* THE REQUEST
Using the records below, locate all lines containing "communication" and return them.

* RECORDED DATA
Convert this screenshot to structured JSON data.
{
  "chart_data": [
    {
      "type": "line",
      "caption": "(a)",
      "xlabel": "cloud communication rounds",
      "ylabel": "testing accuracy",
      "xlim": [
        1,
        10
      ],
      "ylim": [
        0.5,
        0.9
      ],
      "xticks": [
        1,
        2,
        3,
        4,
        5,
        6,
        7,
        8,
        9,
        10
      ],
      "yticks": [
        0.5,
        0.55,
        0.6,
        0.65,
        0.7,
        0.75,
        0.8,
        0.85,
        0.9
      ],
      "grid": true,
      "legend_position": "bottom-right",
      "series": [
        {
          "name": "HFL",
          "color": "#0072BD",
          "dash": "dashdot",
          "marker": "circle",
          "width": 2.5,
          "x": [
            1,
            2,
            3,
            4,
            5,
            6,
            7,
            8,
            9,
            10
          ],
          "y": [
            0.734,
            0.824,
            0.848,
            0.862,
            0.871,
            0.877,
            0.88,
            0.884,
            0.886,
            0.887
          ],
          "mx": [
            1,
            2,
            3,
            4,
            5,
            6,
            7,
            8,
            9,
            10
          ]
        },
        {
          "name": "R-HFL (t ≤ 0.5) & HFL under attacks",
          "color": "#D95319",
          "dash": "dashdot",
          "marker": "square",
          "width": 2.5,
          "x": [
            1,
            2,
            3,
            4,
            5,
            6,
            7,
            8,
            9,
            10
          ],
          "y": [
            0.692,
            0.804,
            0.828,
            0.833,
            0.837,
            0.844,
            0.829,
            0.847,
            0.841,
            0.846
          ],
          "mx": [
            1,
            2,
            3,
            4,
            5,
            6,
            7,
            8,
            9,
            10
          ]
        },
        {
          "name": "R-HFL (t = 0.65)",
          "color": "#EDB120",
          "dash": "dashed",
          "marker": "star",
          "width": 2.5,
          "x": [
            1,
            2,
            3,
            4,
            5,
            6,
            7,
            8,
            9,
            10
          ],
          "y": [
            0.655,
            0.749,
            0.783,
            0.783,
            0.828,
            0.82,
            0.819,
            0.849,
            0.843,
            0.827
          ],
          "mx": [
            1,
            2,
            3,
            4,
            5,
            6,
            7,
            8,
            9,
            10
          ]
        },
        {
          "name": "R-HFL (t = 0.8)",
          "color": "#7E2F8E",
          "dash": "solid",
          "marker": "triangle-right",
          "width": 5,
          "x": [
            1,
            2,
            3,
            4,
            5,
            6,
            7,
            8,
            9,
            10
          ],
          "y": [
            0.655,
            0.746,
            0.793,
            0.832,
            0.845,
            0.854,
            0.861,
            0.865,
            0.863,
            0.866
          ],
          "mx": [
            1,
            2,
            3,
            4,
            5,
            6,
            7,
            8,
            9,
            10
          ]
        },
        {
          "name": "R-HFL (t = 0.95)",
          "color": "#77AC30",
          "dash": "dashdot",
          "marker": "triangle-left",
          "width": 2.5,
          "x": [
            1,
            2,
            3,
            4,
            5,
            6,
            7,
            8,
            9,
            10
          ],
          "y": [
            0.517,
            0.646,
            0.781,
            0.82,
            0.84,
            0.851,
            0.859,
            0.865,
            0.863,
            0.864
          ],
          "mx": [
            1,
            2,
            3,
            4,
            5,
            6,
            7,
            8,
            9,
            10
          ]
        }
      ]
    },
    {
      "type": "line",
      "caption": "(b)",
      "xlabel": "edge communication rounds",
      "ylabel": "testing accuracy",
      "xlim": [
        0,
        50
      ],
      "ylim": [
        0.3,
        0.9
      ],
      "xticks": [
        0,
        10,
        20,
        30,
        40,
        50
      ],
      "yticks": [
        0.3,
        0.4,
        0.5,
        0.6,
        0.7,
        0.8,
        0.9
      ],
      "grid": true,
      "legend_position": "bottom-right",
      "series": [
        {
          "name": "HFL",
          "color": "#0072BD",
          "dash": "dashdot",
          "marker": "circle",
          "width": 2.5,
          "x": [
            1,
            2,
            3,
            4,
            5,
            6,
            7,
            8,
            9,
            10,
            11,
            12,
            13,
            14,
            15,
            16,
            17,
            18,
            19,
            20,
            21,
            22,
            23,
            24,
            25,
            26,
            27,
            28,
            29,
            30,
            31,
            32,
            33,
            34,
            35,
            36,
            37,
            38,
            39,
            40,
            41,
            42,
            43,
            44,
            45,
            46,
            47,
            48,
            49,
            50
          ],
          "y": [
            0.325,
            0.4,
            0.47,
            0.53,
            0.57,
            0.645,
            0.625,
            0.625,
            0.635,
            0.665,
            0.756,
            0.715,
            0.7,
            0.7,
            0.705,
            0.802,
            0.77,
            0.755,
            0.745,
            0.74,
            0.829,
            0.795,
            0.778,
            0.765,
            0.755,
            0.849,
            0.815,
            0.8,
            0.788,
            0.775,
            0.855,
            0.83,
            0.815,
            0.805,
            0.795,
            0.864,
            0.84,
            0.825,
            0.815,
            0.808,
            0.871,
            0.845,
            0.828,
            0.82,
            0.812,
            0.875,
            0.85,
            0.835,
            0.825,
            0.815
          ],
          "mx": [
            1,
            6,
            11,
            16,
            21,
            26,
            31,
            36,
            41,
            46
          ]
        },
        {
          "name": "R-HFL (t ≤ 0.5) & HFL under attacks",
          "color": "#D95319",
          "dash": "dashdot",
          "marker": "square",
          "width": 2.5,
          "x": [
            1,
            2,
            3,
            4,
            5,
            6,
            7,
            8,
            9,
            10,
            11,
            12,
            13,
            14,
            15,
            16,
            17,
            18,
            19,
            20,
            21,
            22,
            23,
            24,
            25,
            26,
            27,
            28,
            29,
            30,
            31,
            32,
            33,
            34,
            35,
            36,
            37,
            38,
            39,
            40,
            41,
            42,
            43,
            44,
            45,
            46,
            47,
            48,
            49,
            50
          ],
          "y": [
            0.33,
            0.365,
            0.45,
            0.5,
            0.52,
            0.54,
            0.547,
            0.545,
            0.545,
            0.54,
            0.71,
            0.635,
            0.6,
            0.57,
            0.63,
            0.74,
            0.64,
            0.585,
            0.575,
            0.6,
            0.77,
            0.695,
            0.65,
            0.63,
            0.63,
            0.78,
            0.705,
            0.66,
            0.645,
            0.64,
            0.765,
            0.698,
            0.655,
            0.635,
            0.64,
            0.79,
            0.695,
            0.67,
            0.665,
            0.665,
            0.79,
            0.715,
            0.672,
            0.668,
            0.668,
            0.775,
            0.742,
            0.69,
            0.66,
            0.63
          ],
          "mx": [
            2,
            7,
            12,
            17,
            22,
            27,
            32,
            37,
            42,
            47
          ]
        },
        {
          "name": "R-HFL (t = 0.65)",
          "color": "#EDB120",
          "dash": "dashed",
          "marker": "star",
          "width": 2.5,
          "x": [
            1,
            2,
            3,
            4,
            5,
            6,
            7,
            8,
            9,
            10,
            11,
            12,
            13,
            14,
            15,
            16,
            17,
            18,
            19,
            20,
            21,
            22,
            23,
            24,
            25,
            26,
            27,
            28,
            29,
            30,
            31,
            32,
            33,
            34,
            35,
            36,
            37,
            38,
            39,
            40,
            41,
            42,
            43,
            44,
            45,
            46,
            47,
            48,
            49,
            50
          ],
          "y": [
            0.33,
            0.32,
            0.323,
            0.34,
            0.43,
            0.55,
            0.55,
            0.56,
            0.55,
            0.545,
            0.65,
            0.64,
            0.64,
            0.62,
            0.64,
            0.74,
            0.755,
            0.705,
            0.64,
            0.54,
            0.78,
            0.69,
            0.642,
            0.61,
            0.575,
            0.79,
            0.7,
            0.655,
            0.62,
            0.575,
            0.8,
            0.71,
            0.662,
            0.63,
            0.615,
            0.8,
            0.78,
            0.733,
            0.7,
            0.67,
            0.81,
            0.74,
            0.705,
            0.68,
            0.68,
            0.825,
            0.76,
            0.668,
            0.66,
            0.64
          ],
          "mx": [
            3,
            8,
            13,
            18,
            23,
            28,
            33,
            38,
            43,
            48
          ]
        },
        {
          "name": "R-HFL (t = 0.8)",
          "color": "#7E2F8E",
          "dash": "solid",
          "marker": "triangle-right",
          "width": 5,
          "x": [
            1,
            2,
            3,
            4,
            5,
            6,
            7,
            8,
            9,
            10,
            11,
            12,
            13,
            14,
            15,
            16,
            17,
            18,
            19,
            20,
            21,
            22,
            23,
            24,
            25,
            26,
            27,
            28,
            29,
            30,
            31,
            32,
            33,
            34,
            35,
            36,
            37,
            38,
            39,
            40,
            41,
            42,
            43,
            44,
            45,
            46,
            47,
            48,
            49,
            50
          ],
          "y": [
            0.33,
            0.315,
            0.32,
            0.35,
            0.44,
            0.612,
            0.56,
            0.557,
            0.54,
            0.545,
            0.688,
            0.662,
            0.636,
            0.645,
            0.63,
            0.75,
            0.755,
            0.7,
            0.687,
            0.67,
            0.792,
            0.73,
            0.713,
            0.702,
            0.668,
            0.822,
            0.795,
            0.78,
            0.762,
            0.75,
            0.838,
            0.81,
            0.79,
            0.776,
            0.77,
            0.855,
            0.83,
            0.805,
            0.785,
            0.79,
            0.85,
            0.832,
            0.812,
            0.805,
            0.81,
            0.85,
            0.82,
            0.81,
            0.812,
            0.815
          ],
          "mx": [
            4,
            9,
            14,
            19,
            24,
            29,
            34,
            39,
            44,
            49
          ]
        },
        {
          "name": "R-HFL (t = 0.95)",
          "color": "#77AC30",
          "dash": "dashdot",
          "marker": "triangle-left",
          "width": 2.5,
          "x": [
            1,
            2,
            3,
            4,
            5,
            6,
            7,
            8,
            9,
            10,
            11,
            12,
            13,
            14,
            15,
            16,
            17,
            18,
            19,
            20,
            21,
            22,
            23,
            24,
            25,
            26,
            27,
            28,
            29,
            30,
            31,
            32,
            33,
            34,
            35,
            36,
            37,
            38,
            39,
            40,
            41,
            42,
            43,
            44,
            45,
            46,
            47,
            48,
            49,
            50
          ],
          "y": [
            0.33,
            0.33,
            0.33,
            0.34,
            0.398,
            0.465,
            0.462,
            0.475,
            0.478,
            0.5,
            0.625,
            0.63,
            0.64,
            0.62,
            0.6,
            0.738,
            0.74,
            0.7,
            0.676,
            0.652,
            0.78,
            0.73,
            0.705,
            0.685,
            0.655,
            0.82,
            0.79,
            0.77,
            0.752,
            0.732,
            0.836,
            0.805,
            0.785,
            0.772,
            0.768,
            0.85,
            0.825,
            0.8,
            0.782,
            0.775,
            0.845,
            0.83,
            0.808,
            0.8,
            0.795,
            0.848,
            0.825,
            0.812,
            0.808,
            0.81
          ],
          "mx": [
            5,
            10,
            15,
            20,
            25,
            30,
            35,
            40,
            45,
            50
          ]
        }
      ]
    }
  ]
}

* WRITTEN ANSWER
      "xlabel": "cloud communication rounds",
      "xlabel": "edge communication rounds",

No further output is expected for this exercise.